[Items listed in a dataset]
· · · · · · ·

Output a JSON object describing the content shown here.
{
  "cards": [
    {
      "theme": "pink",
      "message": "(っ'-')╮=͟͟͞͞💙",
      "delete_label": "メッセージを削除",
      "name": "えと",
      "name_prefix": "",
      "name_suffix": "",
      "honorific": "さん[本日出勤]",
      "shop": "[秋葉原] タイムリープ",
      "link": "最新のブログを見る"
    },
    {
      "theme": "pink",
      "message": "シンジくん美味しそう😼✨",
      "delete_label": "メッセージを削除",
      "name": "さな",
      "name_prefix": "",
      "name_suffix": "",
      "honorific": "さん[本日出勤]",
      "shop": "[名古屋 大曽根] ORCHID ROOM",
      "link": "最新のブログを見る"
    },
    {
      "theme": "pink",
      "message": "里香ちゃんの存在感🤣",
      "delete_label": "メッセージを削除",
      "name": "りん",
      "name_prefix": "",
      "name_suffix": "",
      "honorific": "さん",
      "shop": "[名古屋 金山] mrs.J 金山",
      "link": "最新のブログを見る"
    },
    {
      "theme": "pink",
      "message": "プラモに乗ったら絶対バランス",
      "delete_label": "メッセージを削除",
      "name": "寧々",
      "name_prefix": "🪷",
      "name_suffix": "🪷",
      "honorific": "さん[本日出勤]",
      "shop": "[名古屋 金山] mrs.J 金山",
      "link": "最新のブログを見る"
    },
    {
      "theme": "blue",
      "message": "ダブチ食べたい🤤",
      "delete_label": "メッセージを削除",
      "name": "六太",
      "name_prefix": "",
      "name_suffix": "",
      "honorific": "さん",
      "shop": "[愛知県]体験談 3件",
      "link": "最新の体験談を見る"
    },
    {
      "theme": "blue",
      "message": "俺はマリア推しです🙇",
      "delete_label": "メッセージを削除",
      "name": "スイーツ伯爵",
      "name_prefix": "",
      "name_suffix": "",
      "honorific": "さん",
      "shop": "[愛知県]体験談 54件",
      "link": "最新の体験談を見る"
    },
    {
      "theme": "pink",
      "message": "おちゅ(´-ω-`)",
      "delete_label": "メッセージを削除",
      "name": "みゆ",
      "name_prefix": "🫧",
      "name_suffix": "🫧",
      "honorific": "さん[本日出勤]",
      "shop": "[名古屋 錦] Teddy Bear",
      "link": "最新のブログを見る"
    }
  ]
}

· · · · · · ·

Write out the full set of records exactly as given.

▸ Task output:
Output a JSON object describing the content shown here.
{
  "cards": [
    {
      "theme": "pink",
      "message": "(っ'-')╮=͟͟͞͞💙",
      "delete_label": "メッセージを削除",
      "name": "えと",
      "name_prefix": "",
      "name_suffix": "",
      "honorific": "さん[本日出勤]",
      "shop": "[秋葉原] タイムリープ",
      "link": "最新のブログを見る"
    },
    {
      "theme": "pink",
      "message": "シンジくん美味しそう😼✨",
      "delete_label": "メッセージを削除",
      "name": "さな",
      "name_prefix": "",
      "name_suffix": "",
      "honorific": "さん[本日出勤]",
      "shop": "[名古屋 大曽根] ORCHID ROOM",
      "link": "最新のブログを見る"
    },
    {
      "theme": "pink",
      "message": "里香ちゃんの存在感🤣",
      "delete_label": "メッセージを削除",
      "name": "りん",
      "name_prefix": "",
      "name_suffix": "",
      "honorific": "さん",
      "shop": "[名古屋 金山] mrs.J 金山",
      "link": "最新のブログを見る"
    },
    {
      "theme": "pink",
      "message": "プラモに乗ったら絶対バランス",
      "delete_label": "メッセージを削除",
      "name": "寧々",
      "name_prefix": "🪷",
      "name_suffix": "🪷",
      "honorific": "さん[本日出勤]",
      "shop": "[名古屋 金山] mrs.J 金山",
      "link": "最新のブログを見る"
    },
    {
      "theme": "blue",
      "message": "ダブチ食べたい🤤",
      "delete_label": "メッセージを削除",
      "name": "六太",
      "name_prefix": "",
      "name_suffix": "",
      "honorific": "さん",
      "shop": "[愛知県]体験談 3件",
      "link": "最新の体験談を見る"
    },
    {
      "theme": "blue",
      "message": "俺はマリア推しです🙇",
      "delete_label": "メッセージを削除",
      "name": "スイーツ伯爵",
      "name_prefix": "",
      "name_suffix": "",
      "honorific": "さん",
      "shop": "[愛知県]体験談 54件",
      "link": "最新の体験談を見る"
    },
    {
      "theme": "pink",
      "message": "おちゅ(´-ω-`)",
      "delete_label": "メッセージを削除",
      "name": "みゆ",
      "name_prefix": "🫧",
      "name_suffix": "🫧",
      "honorific": "さん[本日出勤]",
      "shop": "[名古屋 錦] Teddy Bear",
      "link": "最新のブログを見る"
    }
  ]
}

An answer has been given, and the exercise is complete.